* Start *

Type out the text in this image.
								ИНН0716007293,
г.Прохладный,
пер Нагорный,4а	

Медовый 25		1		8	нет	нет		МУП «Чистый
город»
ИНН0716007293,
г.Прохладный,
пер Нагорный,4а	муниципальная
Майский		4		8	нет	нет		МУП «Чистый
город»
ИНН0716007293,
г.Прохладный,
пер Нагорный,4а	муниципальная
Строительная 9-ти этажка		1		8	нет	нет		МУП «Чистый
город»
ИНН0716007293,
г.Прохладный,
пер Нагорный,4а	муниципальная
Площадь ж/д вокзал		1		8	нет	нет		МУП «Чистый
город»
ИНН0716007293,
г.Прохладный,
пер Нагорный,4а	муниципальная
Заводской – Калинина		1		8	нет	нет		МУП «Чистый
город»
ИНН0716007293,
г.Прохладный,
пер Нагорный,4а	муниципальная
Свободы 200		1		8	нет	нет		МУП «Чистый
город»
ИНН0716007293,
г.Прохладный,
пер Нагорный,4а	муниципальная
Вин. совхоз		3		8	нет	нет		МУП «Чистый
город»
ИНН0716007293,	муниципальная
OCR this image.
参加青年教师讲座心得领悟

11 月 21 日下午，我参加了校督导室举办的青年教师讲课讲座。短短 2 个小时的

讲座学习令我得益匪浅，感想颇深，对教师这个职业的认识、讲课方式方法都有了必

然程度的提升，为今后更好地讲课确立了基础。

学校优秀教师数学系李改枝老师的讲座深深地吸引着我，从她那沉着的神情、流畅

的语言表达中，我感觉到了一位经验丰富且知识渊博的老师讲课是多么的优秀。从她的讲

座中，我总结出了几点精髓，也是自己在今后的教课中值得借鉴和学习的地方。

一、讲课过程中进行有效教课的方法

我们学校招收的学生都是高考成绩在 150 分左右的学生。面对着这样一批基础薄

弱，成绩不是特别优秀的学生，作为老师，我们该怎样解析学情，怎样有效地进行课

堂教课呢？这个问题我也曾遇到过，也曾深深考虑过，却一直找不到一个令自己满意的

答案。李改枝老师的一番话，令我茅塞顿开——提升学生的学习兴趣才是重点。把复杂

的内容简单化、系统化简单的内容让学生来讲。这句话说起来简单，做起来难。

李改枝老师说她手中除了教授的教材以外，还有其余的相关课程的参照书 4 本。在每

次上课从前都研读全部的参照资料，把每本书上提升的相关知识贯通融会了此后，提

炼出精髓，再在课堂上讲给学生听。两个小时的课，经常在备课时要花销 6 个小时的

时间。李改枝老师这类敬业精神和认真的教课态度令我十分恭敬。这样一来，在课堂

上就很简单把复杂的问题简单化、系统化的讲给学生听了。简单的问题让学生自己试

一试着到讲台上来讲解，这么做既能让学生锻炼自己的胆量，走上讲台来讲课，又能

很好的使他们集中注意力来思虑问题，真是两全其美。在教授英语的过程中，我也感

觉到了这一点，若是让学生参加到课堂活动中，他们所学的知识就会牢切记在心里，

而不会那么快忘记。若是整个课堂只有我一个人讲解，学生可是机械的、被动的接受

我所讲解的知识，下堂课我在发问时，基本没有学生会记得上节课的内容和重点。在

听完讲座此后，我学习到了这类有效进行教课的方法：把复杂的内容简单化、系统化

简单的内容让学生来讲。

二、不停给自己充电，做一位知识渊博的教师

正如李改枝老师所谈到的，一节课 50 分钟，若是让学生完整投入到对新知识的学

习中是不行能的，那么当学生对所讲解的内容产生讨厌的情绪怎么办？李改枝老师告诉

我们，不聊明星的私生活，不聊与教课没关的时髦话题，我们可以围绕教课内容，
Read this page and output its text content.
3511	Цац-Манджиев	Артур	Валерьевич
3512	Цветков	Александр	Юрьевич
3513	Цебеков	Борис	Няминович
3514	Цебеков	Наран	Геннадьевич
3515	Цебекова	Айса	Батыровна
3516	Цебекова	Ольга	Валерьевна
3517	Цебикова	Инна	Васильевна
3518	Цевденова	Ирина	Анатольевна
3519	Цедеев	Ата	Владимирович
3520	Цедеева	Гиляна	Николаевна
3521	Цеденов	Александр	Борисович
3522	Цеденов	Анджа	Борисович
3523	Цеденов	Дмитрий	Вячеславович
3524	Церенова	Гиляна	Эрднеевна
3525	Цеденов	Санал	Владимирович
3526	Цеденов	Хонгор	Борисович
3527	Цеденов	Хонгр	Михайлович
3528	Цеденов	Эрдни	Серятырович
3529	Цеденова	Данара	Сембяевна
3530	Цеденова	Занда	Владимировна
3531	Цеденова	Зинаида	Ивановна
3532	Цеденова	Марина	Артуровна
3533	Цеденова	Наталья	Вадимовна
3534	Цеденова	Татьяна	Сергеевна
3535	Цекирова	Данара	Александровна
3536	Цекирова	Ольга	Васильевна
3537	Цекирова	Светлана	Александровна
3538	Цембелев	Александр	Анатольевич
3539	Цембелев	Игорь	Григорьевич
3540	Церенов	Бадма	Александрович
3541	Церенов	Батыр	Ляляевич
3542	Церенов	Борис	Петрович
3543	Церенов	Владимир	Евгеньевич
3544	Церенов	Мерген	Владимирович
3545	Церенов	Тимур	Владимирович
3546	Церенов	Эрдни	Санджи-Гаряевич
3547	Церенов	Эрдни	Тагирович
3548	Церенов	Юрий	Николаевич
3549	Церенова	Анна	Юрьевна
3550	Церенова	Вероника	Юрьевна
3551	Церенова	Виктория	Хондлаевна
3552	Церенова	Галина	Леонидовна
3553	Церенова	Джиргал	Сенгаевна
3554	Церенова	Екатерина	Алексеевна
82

* End *

TASK TO CARRY OUT: Pick out the lines above containing the word "个小时的", then copy them.

RESPONSE TO THE EXERCISE:
11 月 21 日下午，我参加了校督导室举办的青年教师讲课讲座。短短 2 个小时的
炼出精髓，再在课堂上讲给学生听。两个小时的课，经常在备课时要花销 6 个小时的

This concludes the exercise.